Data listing

--------

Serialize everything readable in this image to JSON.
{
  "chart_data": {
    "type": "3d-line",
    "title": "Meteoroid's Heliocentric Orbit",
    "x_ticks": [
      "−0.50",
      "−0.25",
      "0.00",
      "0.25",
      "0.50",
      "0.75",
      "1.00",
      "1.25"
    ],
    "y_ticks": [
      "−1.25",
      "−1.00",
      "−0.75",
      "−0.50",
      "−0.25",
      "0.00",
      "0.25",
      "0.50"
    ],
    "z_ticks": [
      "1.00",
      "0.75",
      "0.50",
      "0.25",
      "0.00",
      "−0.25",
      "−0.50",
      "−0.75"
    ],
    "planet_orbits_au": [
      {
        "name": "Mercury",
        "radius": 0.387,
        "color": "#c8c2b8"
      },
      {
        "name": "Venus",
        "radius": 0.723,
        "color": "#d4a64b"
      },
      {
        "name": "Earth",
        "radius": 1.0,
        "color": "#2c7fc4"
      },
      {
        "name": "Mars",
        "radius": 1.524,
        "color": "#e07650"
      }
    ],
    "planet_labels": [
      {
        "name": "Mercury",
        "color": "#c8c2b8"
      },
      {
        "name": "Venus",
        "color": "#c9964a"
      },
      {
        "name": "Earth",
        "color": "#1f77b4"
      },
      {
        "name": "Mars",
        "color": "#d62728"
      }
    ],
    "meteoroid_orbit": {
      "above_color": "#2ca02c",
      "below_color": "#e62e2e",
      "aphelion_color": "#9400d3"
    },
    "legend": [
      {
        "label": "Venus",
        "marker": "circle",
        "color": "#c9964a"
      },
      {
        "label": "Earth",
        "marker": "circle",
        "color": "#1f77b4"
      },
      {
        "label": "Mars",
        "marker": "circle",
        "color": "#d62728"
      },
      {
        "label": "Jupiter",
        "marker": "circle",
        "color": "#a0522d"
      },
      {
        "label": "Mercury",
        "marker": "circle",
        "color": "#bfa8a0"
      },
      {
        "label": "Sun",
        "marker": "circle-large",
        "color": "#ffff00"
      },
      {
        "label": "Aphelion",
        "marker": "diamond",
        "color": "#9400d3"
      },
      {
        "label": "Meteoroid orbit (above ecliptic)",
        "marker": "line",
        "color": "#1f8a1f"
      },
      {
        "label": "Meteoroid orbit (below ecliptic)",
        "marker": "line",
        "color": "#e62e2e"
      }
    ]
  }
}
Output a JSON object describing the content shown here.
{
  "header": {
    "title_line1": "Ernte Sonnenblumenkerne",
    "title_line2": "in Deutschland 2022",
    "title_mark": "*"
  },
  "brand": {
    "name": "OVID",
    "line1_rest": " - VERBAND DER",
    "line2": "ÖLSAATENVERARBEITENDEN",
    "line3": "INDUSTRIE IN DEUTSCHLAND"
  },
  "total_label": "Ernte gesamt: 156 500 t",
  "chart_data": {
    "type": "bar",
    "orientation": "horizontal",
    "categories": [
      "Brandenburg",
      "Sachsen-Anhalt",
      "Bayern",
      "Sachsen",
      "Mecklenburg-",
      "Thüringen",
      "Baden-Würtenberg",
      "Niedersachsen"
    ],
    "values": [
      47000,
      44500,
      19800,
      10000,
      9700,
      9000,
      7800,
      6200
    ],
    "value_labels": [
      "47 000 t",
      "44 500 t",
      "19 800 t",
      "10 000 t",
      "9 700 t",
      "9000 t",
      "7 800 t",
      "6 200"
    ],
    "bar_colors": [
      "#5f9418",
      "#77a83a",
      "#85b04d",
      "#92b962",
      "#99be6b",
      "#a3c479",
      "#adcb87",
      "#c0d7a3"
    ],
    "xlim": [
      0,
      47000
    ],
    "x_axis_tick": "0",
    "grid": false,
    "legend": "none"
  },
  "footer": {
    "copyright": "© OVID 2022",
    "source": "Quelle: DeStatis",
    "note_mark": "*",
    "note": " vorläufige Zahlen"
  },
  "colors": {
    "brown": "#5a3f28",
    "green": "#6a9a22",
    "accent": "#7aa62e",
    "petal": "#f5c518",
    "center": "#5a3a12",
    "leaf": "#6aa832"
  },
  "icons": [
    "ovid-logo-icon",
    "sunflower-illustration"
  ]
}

--------

▸ **PROBLEM**: Search the data above for the string "JSON" and return every line that has it.

▸ **SOLUTION TO THIS EXERCISE**:
Serialize everything readable in this image to JSON.
Output a JSON object describing the content shown here.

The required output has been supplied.